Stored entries
::::::

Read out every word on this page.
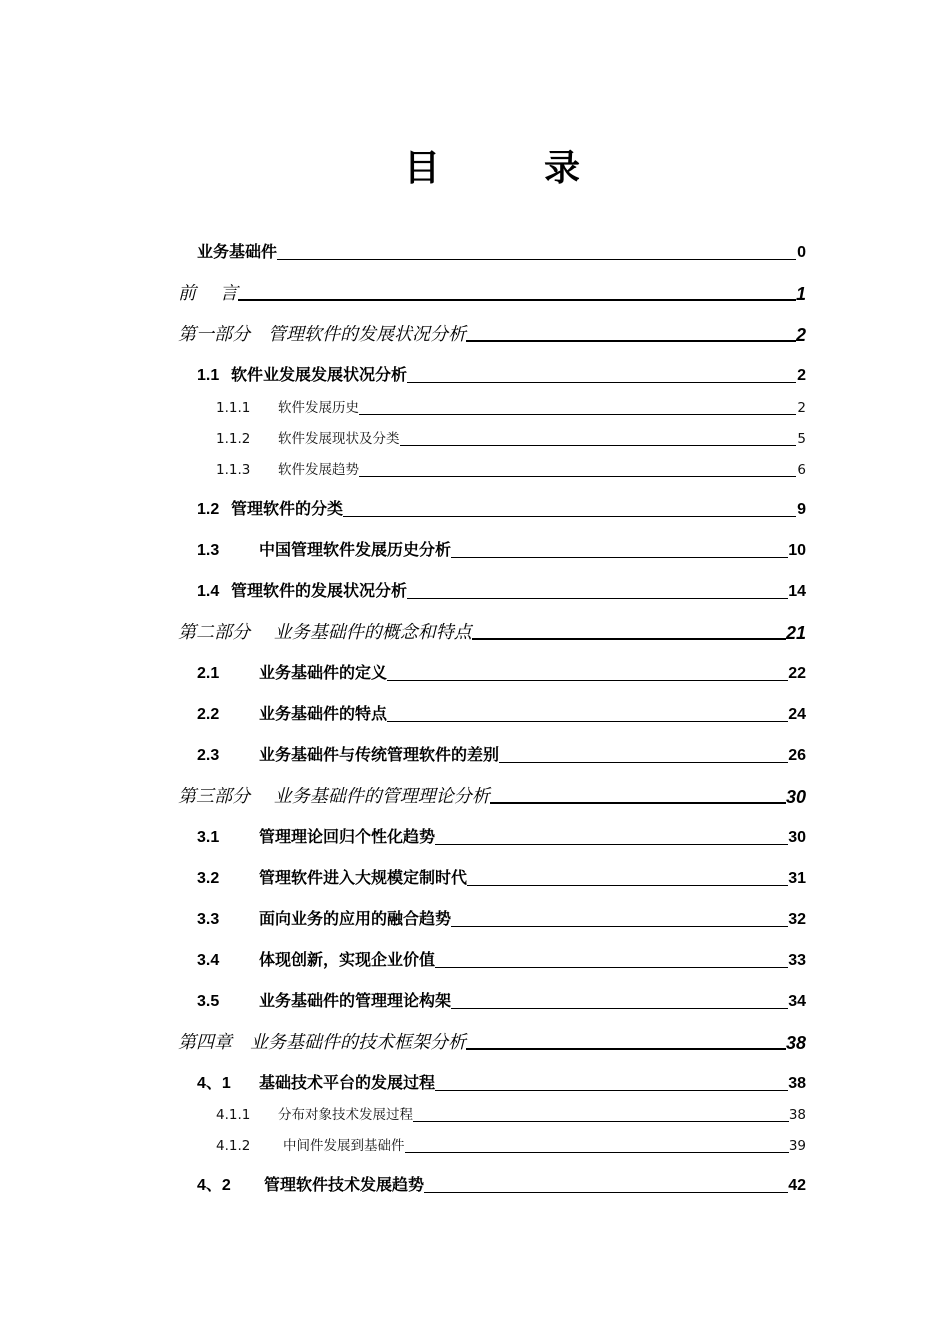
目　录
业务基础件	0
前　 言	1
第一部分　管理软件的发展状况分析	2
1.1 软件业发展发展状况分析	2
1.1.1	软件发展历史	2
1.1.2	软件发展现状及分类	5
1.1.3	软件发展趋势	6
1.2 管理软件的分类	9
1.3	中国管理软件发展历史分析	10
1.4 管理软件的发展状况分析	14
第二部分　 业务基础件的概念和特点	21
2.1	业务基础件的定义	22
2.2	业务基础件的特点	24
2.3	业务基础件与传统管理软件的差别	26
第三部分　 业务基础件的管理理论分析	30
3.1	管理理论回归个性化趋势	30
3.2	管理软件进入大规模定制时代	31
3.3	面向业务的应用的融合趋势	32
3.4	体现创新，实现企业价值	33
3.5	业务基础件的管理理论构架	34
第四章　业务基础件的技术框架分析	38
4、1	基础技术平台的发展过程	38
4.1.1	分布对象技术发展过程	38
4.1.2	中间件发展到基础件	39
4、2	管理软件技术发展趋势	42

::::::

■ The exercise
Leave the pictures out, and print every line of the listing exactly as written.

■ Exercise result
Read out every word on this page.
目　录
业务基础件	0
前　 言	1
第一部分　管理软件的发展状况分析	2
1.1 软件业发展发展状况分析	2
1.1.1	软件发展历史	2
1.1.2	软件发展现状及分类	5
1.1.3	软件发展趋势	6
1.2 管理软件的分类	9
1.3	中国管理软件发展历史分析	10
1.4 管理软件的发展状况分析	14
第二部分　 业务基础件的概念和特点	21
2.1	业务基础件的定义	22
2.2	业务基础件的特点	24
2.3	业务基础件与传统管理软件的差别	26
第三部分　 业务基础件的管理理论分析	30
3.1	管理理论回归个性化趋势	30
3.2	管理软件进入大规模定制时代	31
3.3	面向业务的应用的融合趋势	32
3.4	体现创新，实现企业价值	33
3.5	业务基础件的管理理论构架	34
第四章　业务基础件的技术框架分析	38
4、1	基础技术平台的发展过程	38
4.1.1	分布对象技术发展过程	38
4.1.2	中间件发展到基础件	39
4、2	管理软件技术发展趋势	42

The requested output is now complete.